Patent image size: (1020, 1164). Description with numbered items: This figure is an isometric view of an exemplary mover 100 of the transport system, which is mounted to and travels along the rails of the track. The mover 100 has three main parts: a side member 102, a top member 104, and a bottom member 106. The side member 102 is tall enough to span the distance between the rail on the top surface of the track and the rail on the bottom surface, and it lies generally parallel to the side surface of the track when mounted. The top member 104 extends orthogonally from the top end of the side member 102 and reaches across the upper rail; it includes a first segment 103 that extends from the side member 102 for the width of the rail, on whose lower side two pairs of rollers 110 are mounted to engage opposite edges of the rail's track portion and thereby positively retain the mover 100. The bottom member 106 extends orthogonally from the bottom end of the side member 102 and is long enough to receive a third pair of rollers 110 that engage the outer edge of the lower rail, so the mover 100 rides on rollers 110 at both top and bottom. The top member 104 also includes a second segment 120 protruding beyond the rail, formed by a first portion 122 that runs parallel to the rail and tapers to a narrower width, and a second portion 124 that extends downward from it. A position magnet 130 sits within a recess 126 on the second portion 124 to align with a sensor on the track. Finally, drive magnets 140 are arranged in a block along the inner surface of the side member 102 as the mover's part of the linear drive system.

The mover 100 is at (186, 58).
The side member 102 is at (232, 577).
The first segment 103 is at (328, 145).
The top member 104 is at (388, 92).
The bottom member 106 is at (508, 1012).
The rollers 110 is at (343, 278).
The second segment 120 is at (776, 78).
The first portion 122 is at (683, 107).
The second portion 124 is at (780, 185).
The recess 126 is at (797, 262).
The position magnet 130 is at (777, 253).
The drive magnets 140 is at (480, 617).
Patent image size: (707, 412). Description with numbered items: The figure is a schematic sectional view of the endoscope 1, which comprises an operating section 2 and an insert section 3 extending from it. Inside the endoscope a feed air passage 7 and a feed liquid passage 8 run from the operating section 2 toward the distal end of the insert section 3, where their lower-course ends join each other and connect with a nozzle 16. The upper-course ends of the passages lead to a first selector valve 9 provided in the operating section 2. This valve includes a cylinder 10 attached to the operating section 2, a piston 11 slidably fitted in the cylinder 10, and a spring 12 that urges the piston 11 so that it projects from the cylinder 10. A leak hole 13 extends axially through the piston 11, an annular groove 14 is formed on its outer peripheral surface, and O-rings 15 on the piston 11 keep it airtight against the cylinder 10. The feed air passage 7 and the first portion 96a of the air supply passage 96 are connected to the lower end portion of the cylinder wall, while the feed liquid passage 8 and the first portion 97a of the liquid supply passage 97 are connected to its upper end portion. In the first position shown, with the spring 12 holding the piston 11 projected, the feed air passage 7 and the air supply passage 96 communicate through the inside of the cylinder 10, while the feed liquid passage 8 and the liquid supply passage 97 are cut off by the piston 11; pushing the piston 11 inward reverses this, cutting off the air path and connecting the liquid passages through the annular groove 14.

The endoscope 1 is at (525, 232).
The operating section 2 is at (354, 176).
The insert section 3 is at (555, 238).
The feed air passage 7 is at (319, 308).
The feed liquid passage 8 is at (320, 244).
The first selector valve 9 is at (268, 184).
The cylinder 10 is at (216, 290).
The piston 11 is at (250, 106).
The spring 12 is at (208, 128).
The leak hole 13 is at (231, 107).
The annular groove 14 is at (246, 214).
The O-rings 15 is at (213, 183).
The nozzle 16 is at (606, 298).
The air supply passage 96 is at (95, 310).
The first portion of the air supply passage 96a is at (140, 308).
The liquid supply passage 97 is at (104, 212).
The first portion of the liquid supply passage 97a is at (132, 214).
════════════════════
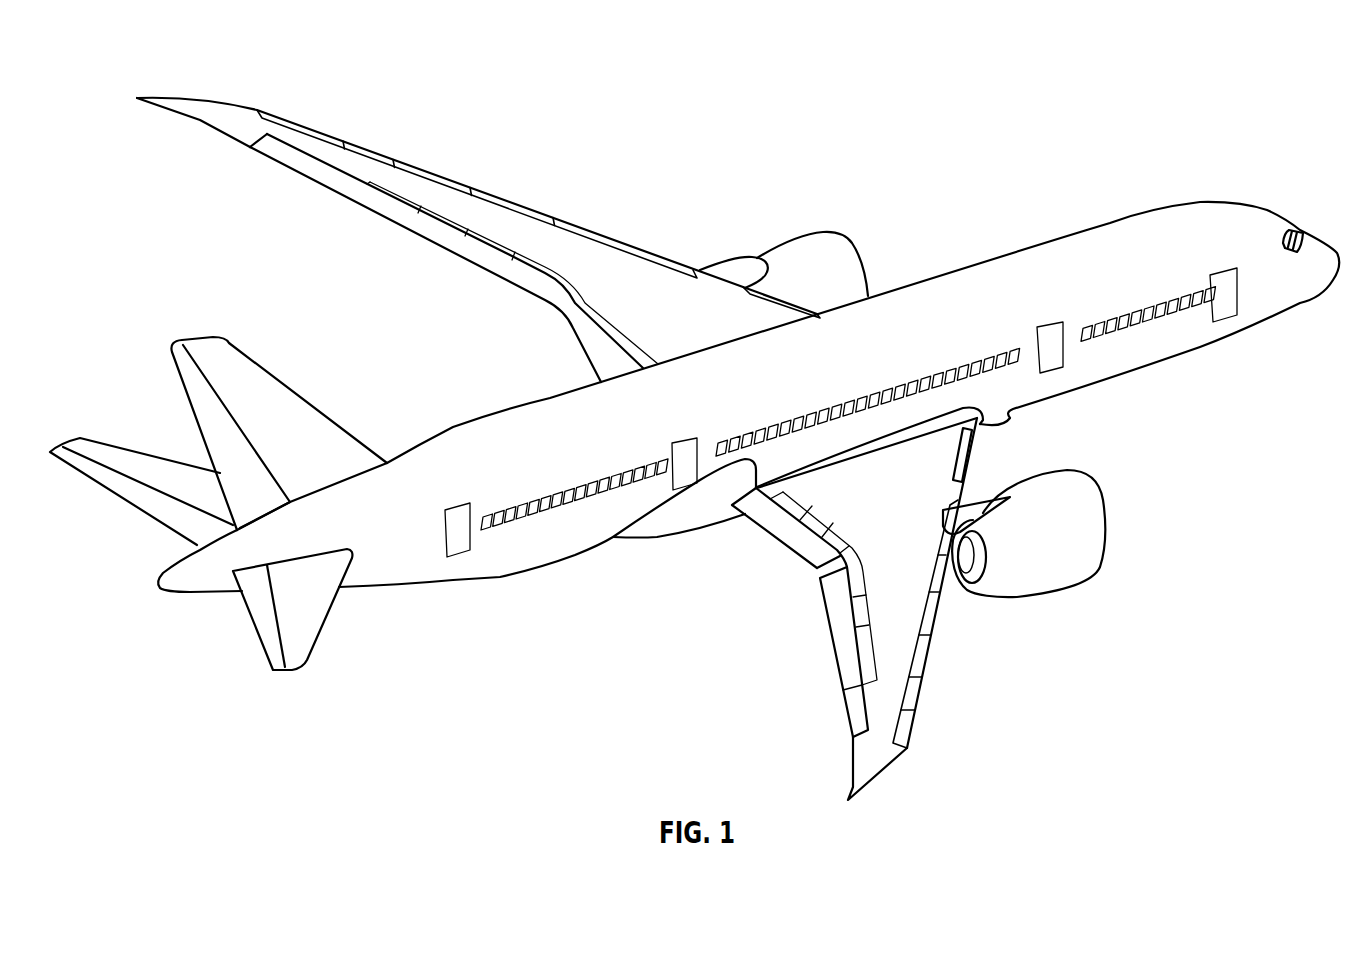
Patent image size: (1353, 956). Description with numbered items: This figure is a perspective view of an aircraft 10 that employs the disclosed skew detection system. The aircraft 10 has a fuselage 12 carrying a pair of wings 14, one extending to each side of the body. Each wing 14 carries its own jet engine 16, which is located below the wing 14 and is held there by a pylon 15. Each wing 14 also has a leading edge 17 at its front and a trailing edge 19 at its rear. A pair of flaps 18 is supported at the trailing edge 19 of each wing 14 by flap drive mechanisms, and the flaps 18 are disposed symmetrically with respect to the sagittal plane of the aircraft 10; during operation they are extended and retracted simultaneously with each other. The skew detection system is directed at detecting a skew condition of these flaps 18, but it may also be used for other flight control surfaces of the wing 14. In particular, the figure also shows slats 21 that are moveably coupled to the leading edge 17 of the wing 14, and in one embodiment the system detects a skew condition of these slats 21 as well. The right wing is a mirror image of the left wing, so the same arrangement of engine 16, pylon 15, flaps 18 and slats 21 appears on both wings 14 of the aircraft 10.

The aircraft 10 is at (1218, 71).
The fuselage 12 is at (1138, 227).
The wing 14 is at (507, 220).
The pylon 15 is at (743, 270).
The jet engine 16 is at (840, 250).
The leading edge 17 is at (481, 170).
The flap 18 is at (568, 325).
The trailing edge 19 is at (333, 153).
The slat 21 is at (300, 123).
════════════════════
▶ [WORK INSTRUCTIONS]:
Render the lines of data from the one containing "Patent image size: (1353, 956)." through the one containing "The leading edge 17 is at (481, 170).", inclusive, as a JSON list of strings with one string per line and blank lines omitted.

▶ [TASK RESPONSE]:
[
  "Patent image size: (1353, 956). Description with numbered items: This figure is a perspective view of an aircraft 10 that employs the disclosed skew detection system. The aircraft 10 has a fuselage 12 carrying a pair of wings 14, one extending to each side of the body. Each wing 14 carries its own jet engine 16, which is located below the wing 14 and is held there by a pylon 15. Each wing 14 also has a leading edge 17 at its front and a trailing edge 19 at its rear. A pair of flaps 18 is supported at the trailing edge 19 of each wing 14 by flap drive mechanisms, and the flaps 18 are disposed symmetrically with respect to the sagittal plane of the aircraft 10; during operation they are extended and retracted simultaneously with each other. The skew detection system is directed at detecting a skew condition of these flaps 18, but it may also be used for other flight control surfaces of the wing 14. In particular, the figure also shows slats 21 that are moveably coupled to the leading edge 17 of the wing 14, and in one embodiment the system detects a skew condition of these slats 21 as well. The right wing is a mirror image of the left wing, so the same arrangement of engine 16, pylon 15, flaps 18 and slats 21 appears on both wings 14 of the aircraft 10.",
  "The aircraft 10 is at (1218, 71).",
  "The fuselage 12 is at (1138, 227).",
  "The wing 14 is at (507, 220).",
  "The pylon 15 is at (743, 270).",
  "The jet engine 16 is at (840, 250).",
  "The leading edge 17 is at (481, 170)."
]